Problem to solve :: Set the data down again, exactly as it reads, but without the pictures.

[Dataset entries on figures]
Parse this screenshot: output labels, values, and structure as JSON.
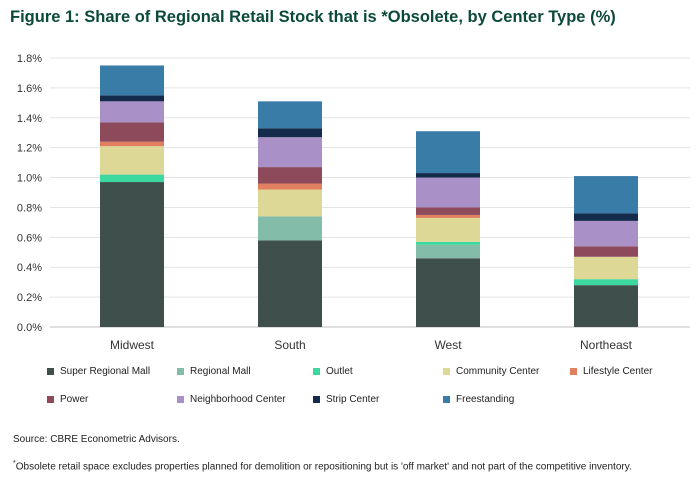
{
  "title": "Figure 1: Share of Regional Retail Stock that is *Obsolete, by Center Type (%)",
  "chart_data": {
    "type": "bar",
    "stacked": true,
    "categories": [
      "Midwest",
      "South",
      "West",
      "Northeast"
    ],
    "ylim": [
      0,
      1.8
    ],
    "yticks": [
      "0.0%",
      "0.2%",
      "0.4%",
      "0.6%",
      "0.8%",
      "1.0%",
      "1.2%",
      "1.4%",
      "1.6%",
      "1.8%"
    ],
    "grid": true,
    "legend_position": "bottom",
    "series": [
      {
        "name": "Super Regional Mall",
        "color": "#3f4f4c",
        "values": [
          0.97,
          0.58,
          0.46,
          0.28
        ]
      },
      {
        "name": "Regional Mall",
        "color": "#84bcaa",
        "values": [
          0.0,
          0.16,
          0.09,
          0.0
        ]
      },
      {
        "name": "Outlet",
        "color": "#3cd89f",
        "values": [
          0.05,
          0.0,
          0.02,
          0.04
        ]
      },
      {
        "name": "Community Center",
        "color": "#ded897",
        "values": [
          0.19,
          0.18,
          0.16,
          0.15
        ]
      },
      {
        "name": "Lifestyle Center",
        "color": "#e08061",
        "values": [
          0.03,
          0.04,
          0.02,
          0.0
        ]
      },
      {
        "name": "Power",
        "color": "#8c4a5b",
        "values": [
          0.13,
          0.11,
          0.05,
          0.07
        ]
      },
      {
        "name": "Neighborhood Center",
        "color": "#a990c7",
        "values": [
          0.14,
          0.2,
          0.2,
          0.17
        ]
      },
      {
        "name": "Strip Center",
        "color": "#142b4c",
        "values": [
          0.04,
          0.06,
          0.03,
          0.05
        ]
      },
      {
        "name": "Freestanding",
        "color": "#3a7ca8",
        "values": [
          0.2,
          0.18,
          0.28,
          0.25
        ]
      }
    ]
  },
  "source": "Source: CBRE Econometric Advisors.",
  "footnote": {
    "marker": "*",
    "text": "Obsolete retail space excludes properties planned for demolition or repositioning but is 'off market' and not part of the competitive inventory."
  }
}
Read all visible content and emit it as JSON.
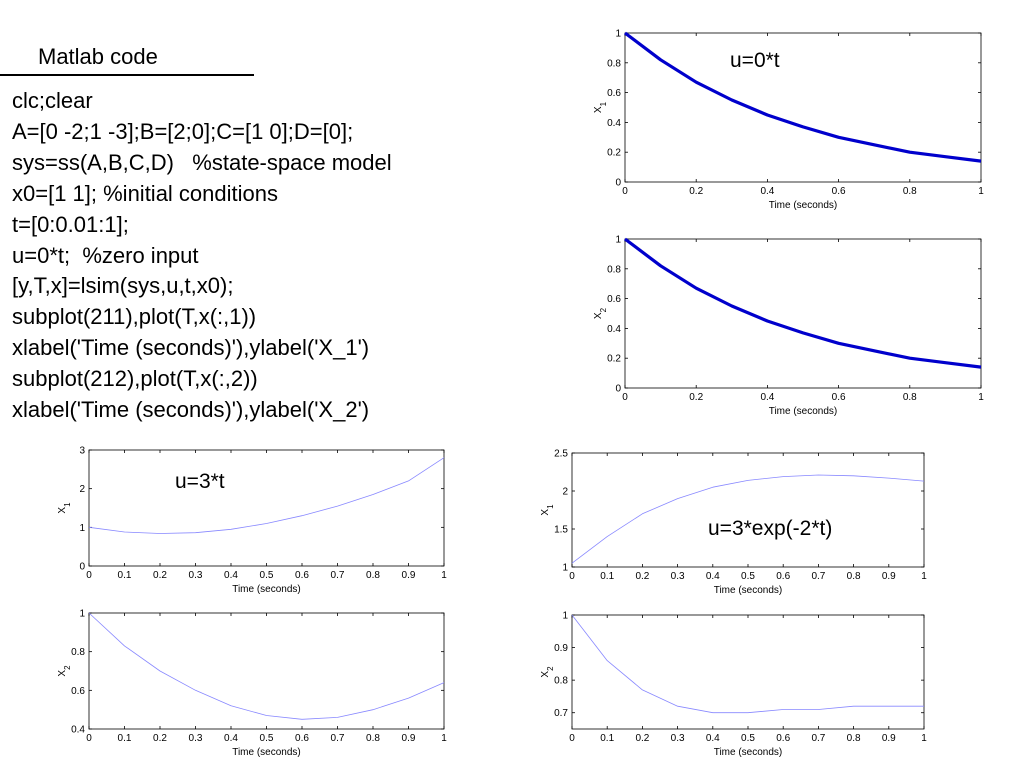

Response below ::
Parse this screenshot: output labels, values, and structure as JSON.
{
  "title": "Figure 1: Share of Regional Retail Stock that is *Obsolete, by Center Type (%)",
  "chart_data": {
    "type": "bar",
    "stacked": true,
    "categories": [
      "Midwest",
      "South",
      "West",
      "Northeast"
    ],
    "ylim": [
      0,
      1.8
    ],
    "yticks": [
      "0.0%",
      "0.2%",
      "0.4%",
      "0.6%",
      "0.8%",
      "1.0%",
      "1.2%",
      "1.4%",
      "1.6%",
      "1.8%"
    ],
    "grid": true,
    "legend_position": "bottom",
    "series": [
      {
        "name": "Super Regional Mall",
        "color": "#3f4f4c",
        "values": [
          0.97,
          0.58,
          0.46,
          0.28
        ]
      },
      {
        "name": "Regional Mall",
        "color": "#84bcaa",
        "values": [
          0.0,
          0.16,
          0.09,
          0.0
        ]
      },
      {
        "name": "Outlet",
        "color": "#3cd89f",
        "values": [
          0.05,
          0.0,
          0.02,
          0.04
        ]
      },
      {
        "name": "Community Center",
        "color": "#ded897",
        "values": [
          0.19,
          0.18,
          0.16,
          0.15
        ]
      },
      {
        "name": "Lifestyle Center",
        "color": "#e08061",
        "values": [
          0.03,
          0.04,
          0.02,
          0.0
        ]
      },
      {
        "name": "Power",
        "color": "#8c4a5b",
        "values": [
          0.13,
          0.11,
          0.05,
          0.07
        ]
      },
      {
        "name": "Neighborhood Center",
        "color": "#a990c7",
        "values": [
          0.14,
          0.2,
          0.2,
          0.17
        ]
      },
      {
        "name": "Strip Center",
        "color": "#142b4c",
        "values": [
          0.04,
          0.06,
          0.03,
          0.05
        ]
      },
      {
        "name": "Freestanding",
        "color": "#3a7ca8",
        "values": [
          0.2,
          0.18,
          0.28,
          0.25
        ]
      }
    ]
  },
  "source": "Source: CBRE Econometric Advisors.",
  "footnote": {
    "marker": "*",
    "text": "Obsolete retail space excludes properties planned for demolition or repositioning but is 'off market' and not part of the competitive inventory."
  }
}
Read all visible content and emit it as JSON.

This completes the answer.